> WHAT YOU ARE ASKED TO DO
Scan the listing and work out how many lines contain the word "JSON". Nothing but the number should be given.

(Figure dataset records)
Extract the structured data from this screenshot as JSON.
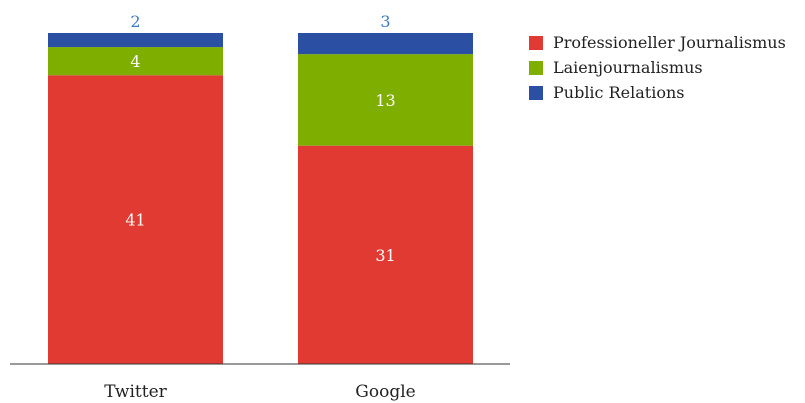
{
  "chart_data": {
    "type": "bar",
    "stacked": true,
    "categories": [
      "Twitter",
      "Google"
    ],
    "series": [
      {
        "name": "Professioneller Journalismus",
        "values": [
          41,
          31
        ],
        "color": "#e03a33"
      },
      {
        "name": "Laienjournalismus",
        "values": [
          4,
          13
        ],
        "color": "#7dae00"
      },
      {
        "name": "Public Relations",
        "values": [
          2,
          3
        ],
        "color": "#2a4fa3"
      }
    ],
    "total_label_color": "#3a7bbf",
    "ylim": [
      0,
      47
    ],
    "legend_position": "top-right",
    "grid": false
  }
}
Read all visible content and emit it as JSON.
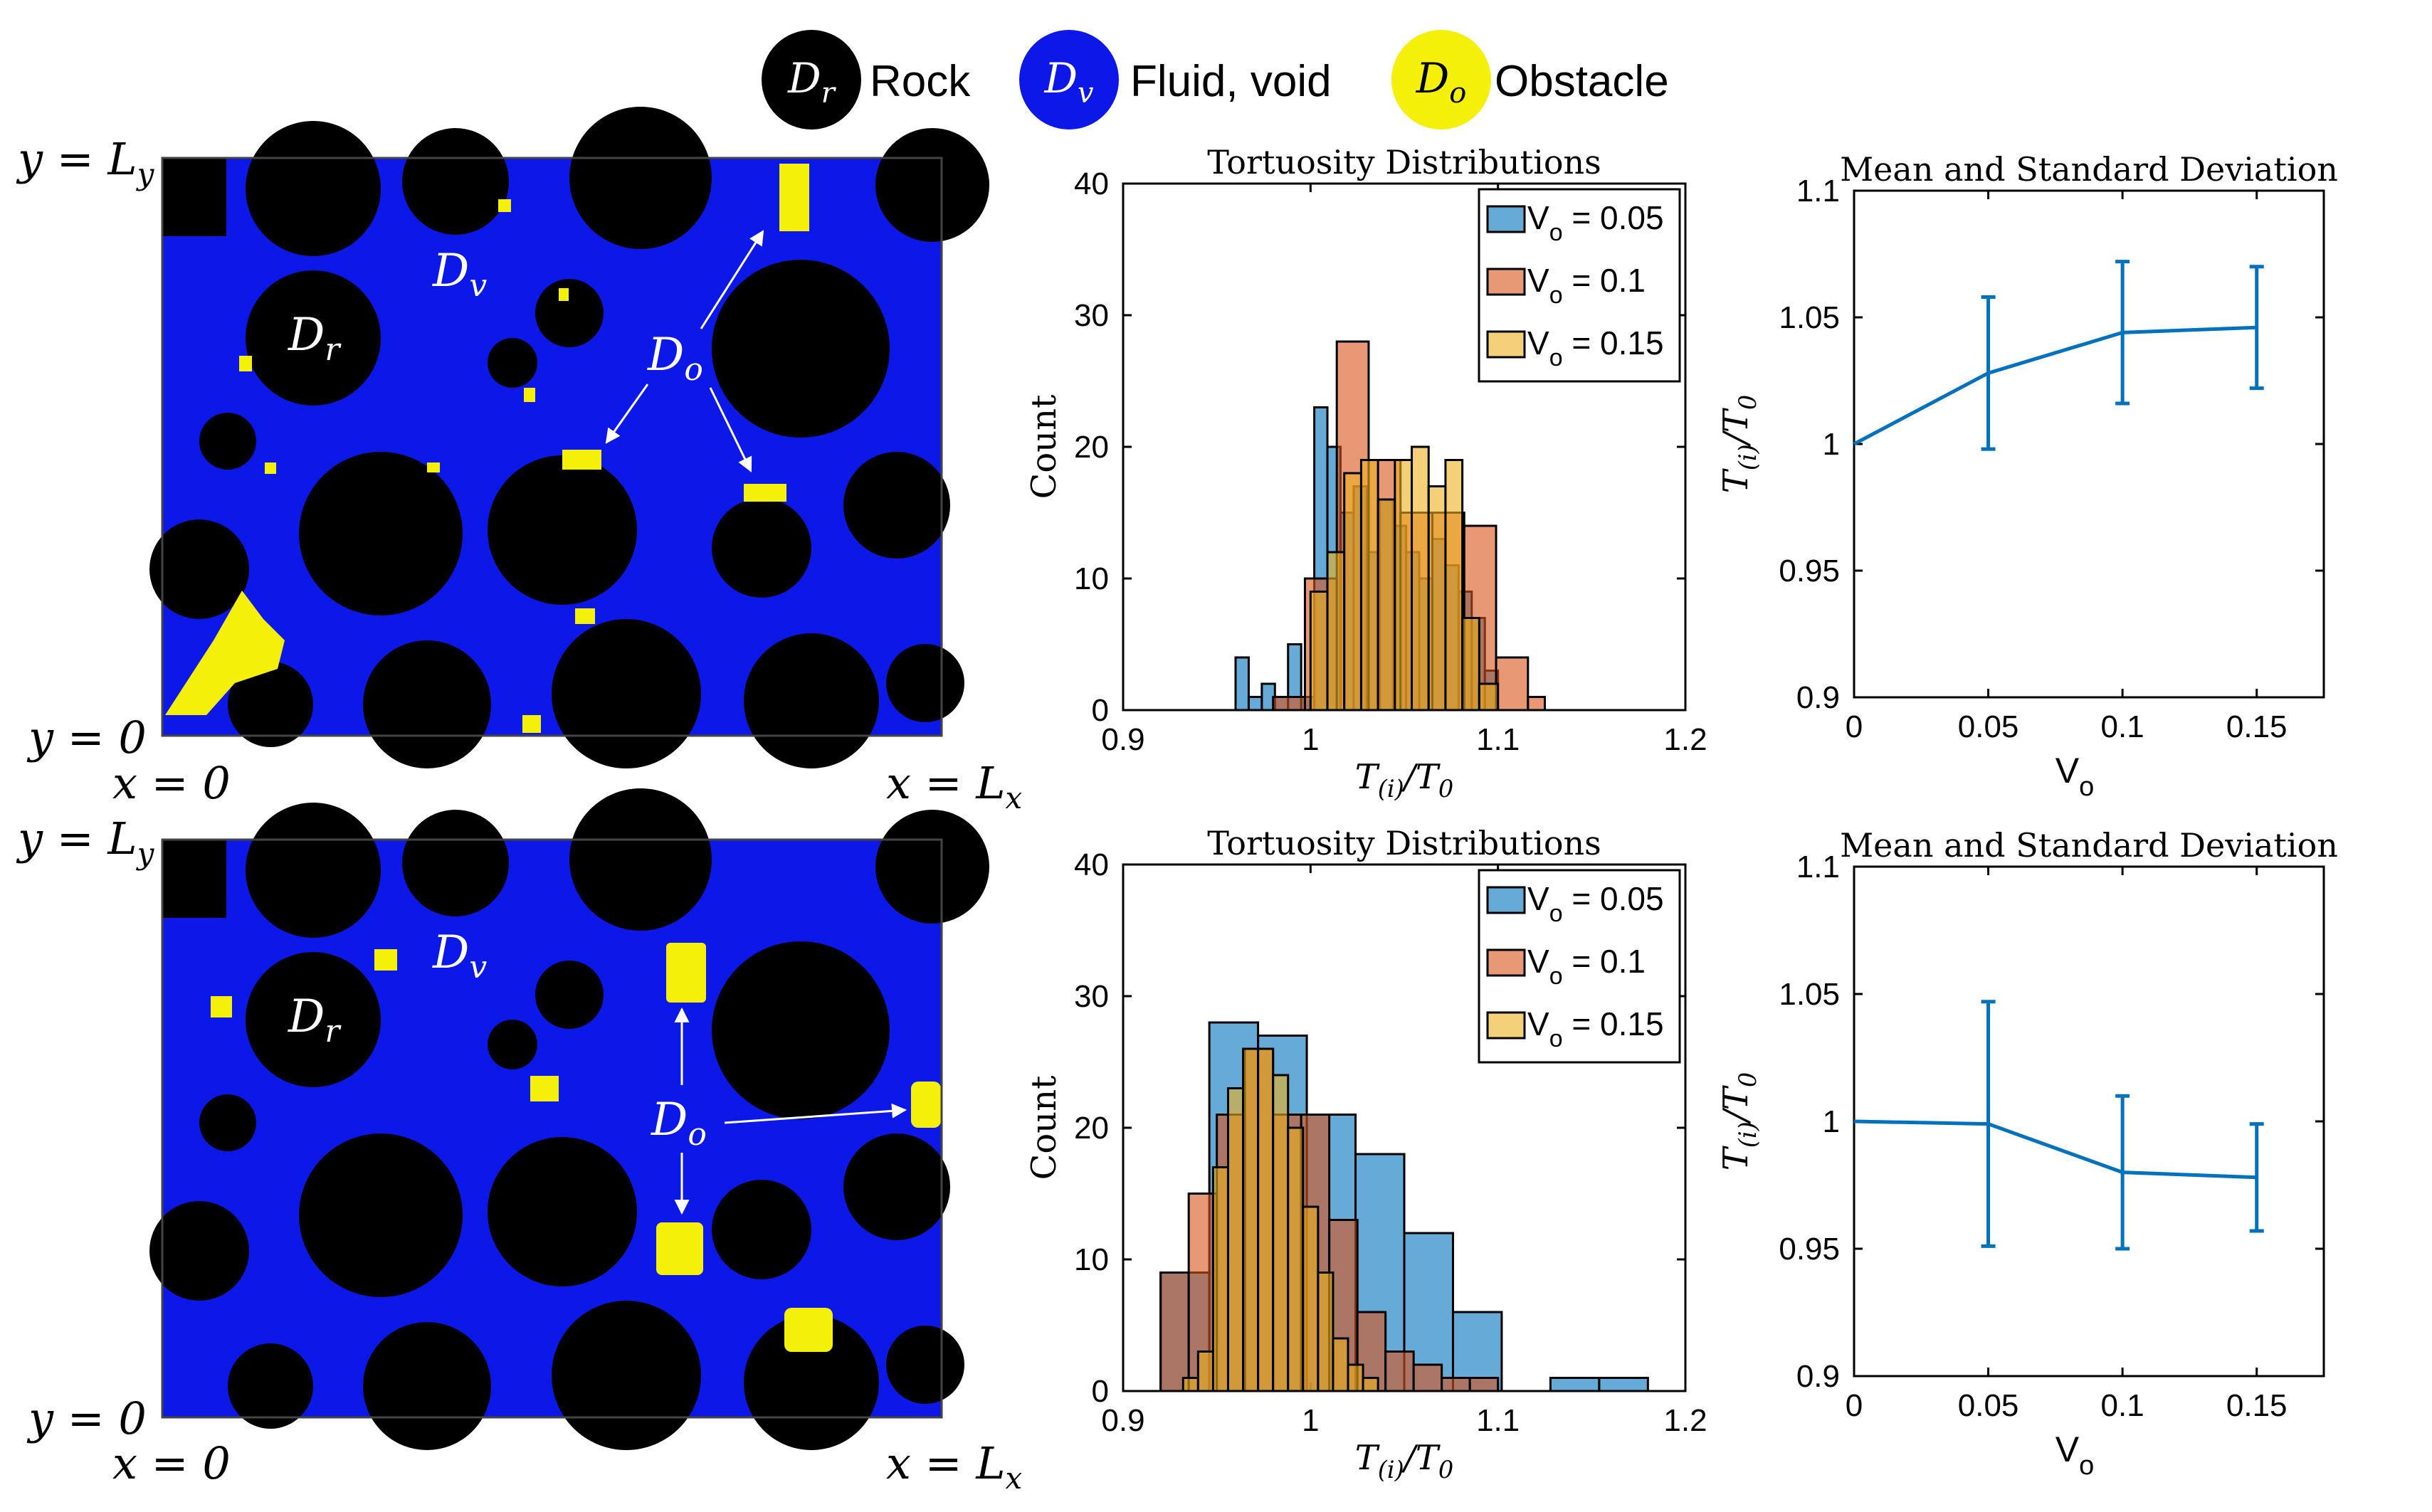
{
  "legend": {
    "items": [
      {
        "symbol": "D",
        "sub": "r",
        "label": "Rock",
        "color": "#000000"
      },
      {
        "symbol": "D",
        "sub": "v",
        "label": "Fluid, void",
        "color": "#0b18e8"
      },
      {
        "symbol": "D",
        "sub": "o",
        "label": "Obstacle",
        "color": "#f5f00a"
      }
    ]
  },
  "domain_labels": {
    "y_top": "y = L",
    "y_top_sub": "y",
    "y_bottom": "y = 0",
    "x_left": "x = 0",
    "x_right": "x = L",
    "x_right_sub": "x",
    "dr": "D",
    "dr_sub": "r",
    "dv": "D",
    "dv_sub": "v",
    "do": "D",
    "do_sub": "o"
  },
  "colors": {
    "rock": "#000000",
    "void": "#0b18e8",
    "obstacle": "#f5f00a",
    "series_blue": "#0072bd",
    "series_orange": "#d95319",
    "series_yellow": "#edb120",
    "line": "#0072bd"
  },
  "chart_data": [
    {
      "type": "histogram",
      "title": "Tortuosity Distributions",
      "xlabel": "T(i)/T0",
      "ylabel": "Count",
      "xlim": [
        0.9,
        1.2
      ],
      "ylim": [
        0,
        40
      ],
      "xticks": [
        "0.9",
        "1",
        "1.1",
        "1.2"
      ],
      "yticks": [
        "0",
        "10",
        "20",
        "30",
        "40"
      ],
      "series": [
        {
          "name": "V_o = 0.05",
          "name_main": "V",
          "name_sub": "o",
          "name_rest": " = 0.05",
          "bins": [
            [
              0.96,
              0.967,
              4
            ],
            [
              0.967,
              0.974,
              1
            ],
            [
              0.974,
              0.981,
              2
            ],
            [
              0.981,
              0.988,
              1
            ],
            [
              0.988,
              0.995,
              5
            ],
            [
              0.995,
              1.002,
              1
            ],
            [
              1.002,
              1.009,
              23
            ],
            [
              1.009,
              1.016,
              20
            ],
            [
              1.016,
              1.023,
              15
            ],
            [
              1.023,
              1.03,
              17
            ],
            [
              1.03,
              1.037,
              12
            ],
            [
              1.037,
              1.044,
              16
            ],
            [
              1.044,
              1.051,
              14
            ],
            [
              1.051,
              1.058,
              12
            ],
            [
              1.058,
              1.065,
              10
            ],
            [
              1.065,
              1.072,
              13
            ],
            [
              1.072,
              1.079,
              11
            ],
            [
              1.079,
              1.086,
              9
            ],
            [
              1.086,
              1.093,
              7
            ],
            [
              1.093,
              1.1,
              3
            ]
          ]
        },
        {
          "name": "V_o = 0.1",
          "name_main": "V",
          "name_sub": "o",
          "name_rest": " = 0.1",
          "bins": [
            [
              0.98,
              0.997,
              1
            ],
            [
              0.997,
              1.014,
              10
            ],
            [
              1.014,
              1.031,
              28
            ],
            [
              1.031,
              1.048,
              19
            ],
            [
              1.048,
              1.065,
              15
            ],
            [
              1.065,
              1.082,
              15
            ],
            [
              1.082,
              1.099,
              14
            ],
            [
              1.099,
              1.116,
              4
            ],
            [
              1.116,
              1.125,
              1
            ]
          ]
        },
        {
          "name": "V_o = 0.15",
          "name_main": "V",
          "name_sub": "o",
          "name_rest": " = 0.15",
          "bins": [
            [
              1.0,
              1.009,
              9
            ],
            [
              1.009,
              1.018,
              12
            ],
            [
              1.018,
              1.027,
              18
            ],
            [
              1.027,
              1.036,
              19
            ],
            [
              1.036,
              1.045,
              16
            ],
            [
              1.045,
              1.054,
              19
            ],
            [
              1.054,
              1.063,
              20
            ],
            [
              1.063,
              1.072,
              17
            ],
            [
              1.072,
              1.081,
              19
            ],
            [
              1.081,
              1.09,
              7
            ],
            [
              1.09,
              1.1,
              2
            ]
          ]
        }
      ]
    },
    {
      "type": "line",
      "title": "Mean and Standard Deviation",
      "xlabel": "V",
      "xlabel_sub": "o",
      "ylabel": "T(i)/T0",
      "xlim": [
        0,
        0.175
      ],
      "ylim": [
        0.9,
        1.1
      ],
      "xticks": [
        "0",
        "0.05",
        "0.1",
        "0.15"
      ],
      "yticks": [
        "0.9",
        "0.95",
        "1",
        "1.05",
        "1.1"
      ],
      "x": [
        0,
        0.05,
        0.1,
        0.15
      ],
      "y": [
        1.0,
        1.028,
        1.044,
        1.046
      ],
      "err": [
        0,
        0.03,
        0.028,
        0.024
      ]
    },
    {
      "type": "histogram",
      "title": "Tortuosity Distributions",
      "xlabel": "T(i)/T0",
      "ylabel": "Count",
      "xlim": [
        0.9,
        1.2
      ],
      "ylim": [
        0,
        40
      ],
      "xticks": [
        "0.9",
        "1",
        "1.1",
        "1.2"
      ],
      "yticks": [
        "0",
        "10",
        "20",
        "30",
        "40"
      ],
      "series": [
        {
          "name": "V_o = 0.05",
          "name_main": "V",
          "name_sub": "o",
          "name_rest": " = 0.05",
          "bins": [
            [
              0.92,
              0.946,
              9
            ],
            [
              0.946,
              0.972,
              28
            ],
            [
              0.972,
              0.998,
              27
            ],
            [
              0.998,
              1.024,
              21
            ],
            [
              1.024,
              1.05,
              18
            ],
            [
              1.05,
              1.076,
              12
            ],
            [
              1.076,
              1.102,
              6
            ],
            [
              1.102,
              1.128,
              0
            ],
            [
              1.128,
              1.154,
              1
            ],
            [
              1.154,
              1.18,
              1
            ]
          ]
        },
        {
          "name": "V_o = 0.1",
          "name_main": "V",
          "name_sub": "o",
          "name_rest": " = 0.1",
          "bins": [
            [
              0.92,
              0.935,
              9
            ],
            [
              0.935,
              0.95,
              15
            ],
            [
              0.95,
              0.965,
              21
            ],
            [
              0.965,
              0.98,
              26
            ],
            [
              0.98,
              0.995,
              21
            ],
            [
              0.995,
              1.01,
              21
            ],
            [
              1.01,
              1.025,
              13
            ],
            [
              1.025,
              1.04,
              6
            ],
            [
              1.04,
              1.055,
              3
            ],
            [
              1.055,
              1.07,
              2
            ],
            [
              1.07,
              1.085,
              1
            ],
            [
              1.085,
              1.1,
              1
            ]
          ]
        },
        {
          "name": "V_o = 0.15",
          "name_main": "V",
          "name_sub": "o",
          "name_rest": " = 0.15",
          "bins": [
            [
              0.932,
              0.94,
              1
            ],
            [
              0.94,
              0.948,
              3
            ],
            [
              0.948,
              0.956,
              17
            ],
            [
              0.956,
              0.964,
              23
            ],
            [
              0.964,
              0.972,
              26
            ],
            [
              0.972,
              0.98,
              26
            ],
            [
              0.98,
              0.988,
              24
            ],
            [
              0.988,
              0.996,
              20
            ],
            [
              0.996,
              1.004,
              14
            ],
            [
              1.004,
              1.012,
              9
            ],
            [
              1.012,
              1.02,
              4
            ],
            [
              1.02,
              1.028,
              2
            ],
            [
              1.028,
              1.036,
              1
            ]
          ]
        }
      ]
    },
    {
      "type": "line",
      "title": "Mean and Standard Deviation",
      "xlabel": "V",
      "xlabel_sub": "o",
      "ylabel": "T(i)/T0",
      "xlim": [
        0,
        0.175
      ],
      "ylim": [
        0.9,
        1.1
      ],
      "xticks": [
        "0",
        "0.05",
        "0.1",
        "0.15"
      ],
      "yticks": [
        "0.9",
        "0.95",
        "1",
        "1.05",
        "1.1"
      ],
      "x": [
        0,
        0.05,
        0.1,
        0.15
      ],
      "y": [
        1.0,
        0.999,
        0.98,
        0.978
      ],
      "err": [
        0,
        0.048,
        0.03,
        0.021
      ]
    }
  ]
}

> IN RESPONSE
2